▶ Dataset extract:
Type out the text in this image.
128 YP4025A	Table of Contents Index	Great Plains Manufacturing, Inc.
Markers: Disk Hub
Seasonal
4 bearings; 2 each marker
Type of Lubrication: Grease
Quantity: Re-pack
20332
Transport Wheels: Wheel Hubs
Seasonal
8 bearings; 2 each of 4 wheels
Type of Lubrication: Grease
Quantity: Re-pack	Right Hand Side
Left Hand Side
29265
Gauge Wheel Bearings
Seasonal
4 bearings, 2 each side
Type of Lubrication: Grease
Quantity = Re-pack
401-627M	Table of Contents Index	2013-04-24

▶ Problem to solve:
Please repeat all the records above exactly as they appear.

▶ Task answer:
Type out the text in this image.
128 YP4025A	Table of Contents Index	Great Plains Manufacturing, Inc.
Markers: Disk Hub
Seasonal
4 bearings; 2 each marker
Type of Lubrication: Grease
Quantity: Re-pack
20332
Transport Wheels: Wheel Hubs
Seasonal
8 bearings; 2 each of 4 wheels
Type of Lubrication: Grease
Quantity: Re-pack	Right Hand Side
Left Hand Side
29265
Gauge Wheel Bearings
Seasonal
4 bearings, 2 each side
Type of Lubrication: Grease
Quantity = Re-pack
401-627M	Table of Contents Index	2013-04-24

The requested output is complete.